## Required work
Wherever a line below holds the word "values", copy that line.

## Provided records
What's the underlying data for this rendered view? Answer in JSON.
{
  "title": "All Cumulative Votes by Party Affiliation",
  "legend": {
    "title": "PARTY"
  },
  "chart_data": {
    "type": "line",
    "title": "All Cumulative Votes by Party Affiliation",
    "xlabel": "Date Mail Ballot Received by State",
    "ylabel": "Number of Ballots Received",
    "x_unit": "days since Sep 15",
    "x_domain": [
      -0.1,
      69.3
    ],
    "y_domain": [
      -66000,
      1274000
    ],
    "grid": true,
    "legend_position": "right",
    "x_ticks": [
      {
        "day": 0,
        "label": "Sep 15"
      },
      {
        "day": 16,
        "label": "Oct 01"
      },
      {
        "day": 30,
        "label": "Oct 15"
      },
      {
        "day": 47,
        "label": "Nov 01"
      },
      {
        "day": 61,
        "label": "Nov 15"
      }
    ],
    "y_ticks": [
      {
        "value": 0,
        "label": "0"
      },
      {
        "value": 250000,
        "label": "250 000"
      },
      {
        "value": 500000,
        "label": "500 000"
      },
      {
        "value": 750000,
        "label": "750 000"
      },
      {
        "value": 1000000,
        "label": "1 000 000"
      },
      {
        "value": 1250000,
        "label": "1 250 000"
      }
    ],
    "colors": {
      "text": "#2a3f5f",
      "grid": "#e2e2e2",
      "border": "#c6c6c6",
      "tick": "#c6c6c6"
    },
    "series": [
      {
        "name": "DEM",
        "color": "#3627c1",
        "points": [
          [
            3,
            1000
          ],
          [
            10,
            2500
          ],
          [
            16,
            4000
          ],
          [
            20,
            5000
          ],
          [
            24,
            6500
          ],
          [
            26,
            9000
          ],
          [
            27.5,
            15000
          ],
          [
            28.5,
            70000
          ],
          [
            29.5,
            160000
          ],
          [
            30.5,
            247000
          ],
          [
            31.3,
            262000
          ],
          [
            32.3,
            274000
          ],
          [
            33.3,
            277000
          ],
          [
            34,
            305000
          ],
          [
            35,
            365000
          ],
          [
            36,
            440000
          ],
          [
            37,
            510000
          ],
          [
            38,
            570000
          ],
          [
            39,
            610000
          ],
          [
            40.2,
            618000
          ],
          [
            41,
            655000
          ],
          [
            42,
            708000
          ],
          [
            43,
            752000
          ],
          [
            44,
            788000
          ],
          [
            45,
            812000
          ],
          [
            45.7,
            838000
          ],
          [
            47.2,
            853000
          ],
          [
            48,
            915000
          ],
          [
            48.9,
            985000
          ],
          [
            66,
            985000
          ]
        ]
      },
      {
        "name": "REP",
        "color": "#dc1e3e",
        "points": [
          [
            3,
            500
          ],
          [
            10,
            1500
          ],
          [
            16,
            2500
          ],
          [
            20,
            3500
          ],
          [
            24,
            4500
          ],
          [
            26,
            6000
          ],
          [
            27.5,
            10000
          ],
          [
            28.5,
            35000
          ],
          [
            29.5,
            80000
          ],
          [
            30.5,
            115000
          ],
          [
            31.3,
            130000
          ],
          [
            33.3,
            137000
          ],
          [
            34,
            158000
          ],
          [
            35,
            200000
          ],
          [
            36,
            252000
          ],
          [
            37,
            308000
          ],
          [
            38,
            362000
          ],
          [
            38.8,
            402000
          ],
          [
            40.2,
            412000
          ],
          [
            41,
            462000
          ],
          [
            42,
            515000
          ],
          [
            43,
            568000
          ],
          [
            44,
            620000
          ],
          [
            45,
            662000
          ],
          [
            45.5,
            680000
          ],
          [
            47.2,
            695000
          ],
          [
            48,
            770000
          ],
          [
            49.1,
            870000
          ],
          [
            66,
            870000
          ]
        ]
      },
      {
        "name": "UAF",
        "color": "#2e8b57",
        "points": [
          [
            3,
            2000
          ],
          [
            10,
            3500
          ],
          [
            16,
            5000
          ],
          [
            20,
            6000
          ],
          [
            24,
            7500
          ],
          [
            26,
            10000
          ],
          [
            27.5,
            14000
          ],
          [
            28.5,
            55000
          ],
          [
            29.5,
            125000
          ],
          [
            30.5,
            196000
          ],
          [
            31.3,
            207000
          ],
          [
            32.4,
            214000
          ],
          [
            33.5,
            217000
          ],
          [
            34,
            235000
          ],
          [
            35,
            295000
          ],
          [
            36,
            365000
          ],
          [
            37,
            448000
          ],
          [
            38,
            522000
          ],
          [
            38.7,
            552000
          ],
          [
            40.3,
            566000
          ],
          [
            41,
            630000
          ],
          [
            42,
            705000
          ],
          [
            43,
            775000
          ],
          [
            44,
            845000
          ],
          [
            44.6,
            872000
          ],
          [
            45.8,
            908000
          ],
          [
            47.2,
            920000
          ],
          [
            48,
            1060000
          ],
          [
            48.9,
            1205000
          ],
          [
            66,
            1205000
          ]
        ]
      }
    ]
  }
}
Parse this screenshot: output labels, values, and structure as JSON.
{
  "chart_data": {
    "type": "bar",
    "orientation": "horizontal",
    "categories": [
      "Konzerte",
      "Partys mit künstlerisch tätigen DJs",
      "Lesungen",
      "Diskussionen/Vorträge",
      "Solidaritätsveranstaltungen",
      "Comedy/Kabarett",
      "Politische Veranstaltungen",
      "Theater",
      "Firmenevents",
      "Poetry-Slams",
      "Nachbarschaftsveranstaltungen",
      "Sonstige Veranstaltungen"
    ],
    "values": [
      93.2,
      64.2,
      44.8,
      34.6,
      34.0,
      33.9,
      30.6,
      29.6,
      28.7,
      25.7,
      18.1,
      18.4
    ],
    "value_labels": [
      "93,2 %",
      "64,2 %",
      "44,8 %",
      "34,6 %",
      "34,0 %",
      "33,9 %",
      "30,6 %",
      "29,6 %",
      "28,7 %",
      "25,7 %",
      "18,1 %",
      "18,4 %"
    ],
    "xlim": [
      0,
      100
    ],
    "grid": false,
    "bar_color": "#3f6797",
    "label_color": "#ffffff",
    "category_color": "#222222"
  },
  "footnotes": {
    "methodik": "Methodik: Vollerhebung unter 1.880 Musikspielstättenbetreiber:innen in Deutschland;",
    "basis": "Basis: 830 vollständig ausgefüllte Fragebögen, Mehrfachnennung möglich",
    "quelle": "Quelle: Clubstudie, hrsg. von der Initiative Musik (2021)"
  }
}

## Solution to this task
Parse this screenshot: output labels, values, and structure as JSON.
    "values": [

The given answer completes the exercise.